* _SET TASK_
Collect every line that includes the string "HTML".

* _DATASET_
----------
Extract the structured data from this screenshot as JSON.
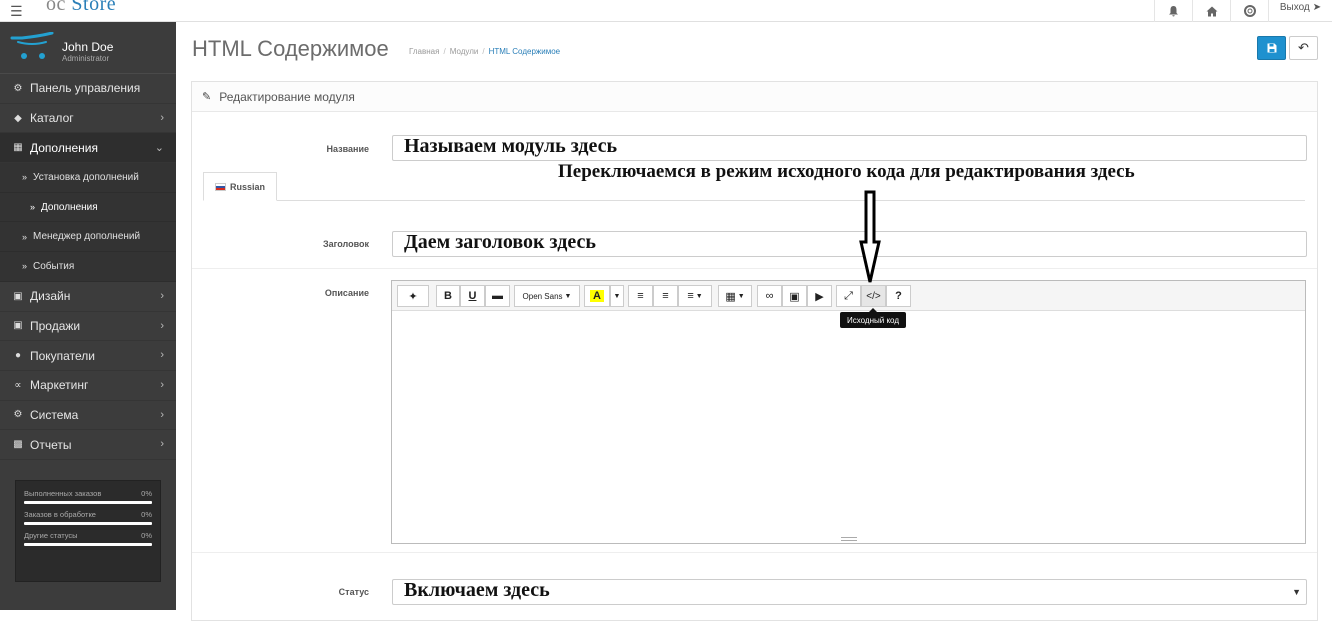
{
  "topbar": {
    "logo_prefix": "oc",
    "logo_main": "Store",
    "logout_label": "Выход"
  },
  "icons": {
    "menu": "hamburger-icon",
    "bell": "bell-icon",
    "home": "home-icon",
    "help": "lifebuoy-icon",
    "logout": "logout-icon"
  },
  "user": {
    "name": "John Doe",
    "role": "Administrator"
  },
  "nav": {
    "dashboard": "Панель управления",
    "catalog": "Каталог",
    "extensions": "Дополнения",
    "sub_install": "Установка дополнений",
    "sub_extensions": "Дополнения",
    "sub_manager": "Менеджер дополнений",
    "sub_events": "События",
    "design": "Дизайн",
    "sales": "Продажи",
    "customers": "Покупатели",
    "marketing": "Маркетинг",
    "system": "Система",
    "reports": "Отчеты"
  },
  "stats": [
    {
      "label": "Выполненных заказов",
      "value": "0%",
      "progress": 0
    },
    {
      "label": "Заказов в обработке",
      "value": "0%",
      "progress": 0
    },
    {
      "label": "Другие статусы",
      "value": "0%",
      "progress": 0
    }
  ],
  "page": {
    "title": "HTML Содержимое",
    "breadcrumb": [
      "Главная",
      "Модули",
      "HTML Содержимое"
    ],
    "panel_title": "Редактирование модуля"
  },
  "form": {
    "name_label": "Название",
    "name_value": "",
    "tab_russian": "Russian",
    "heading_label": "Заголовок",
    "heading_value": "",
    "description_label": "Описание",
    "status_label": "Статус"
  },
  "editor": {
    "font_name": "Open Sans",
    "bold": "B",
    "underline": "U",
    "highlight": "A",
    "help": "?",
    "codeview": "</>",
    "tooltip": "Исходный код"
  },
  "annotations": {
    "name_hint": "Называем модуль здесь",
    "codeview_hint": "Переключаемся в режим исходного кода для редактирования здесь",
    "heading_hint": "Даем заголовок здесь",
    "status_hint": "Включаем здесь"
  },
  "colors": {
    "accent": "#1e91cf",
    "sidebar_bg": "#3c3c3c",
    "link": "#2a7fb8"
  }
}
----------
* _CORRECT RESULT_
    "title": "HTML Содержимое",
      "HTML Содержимое"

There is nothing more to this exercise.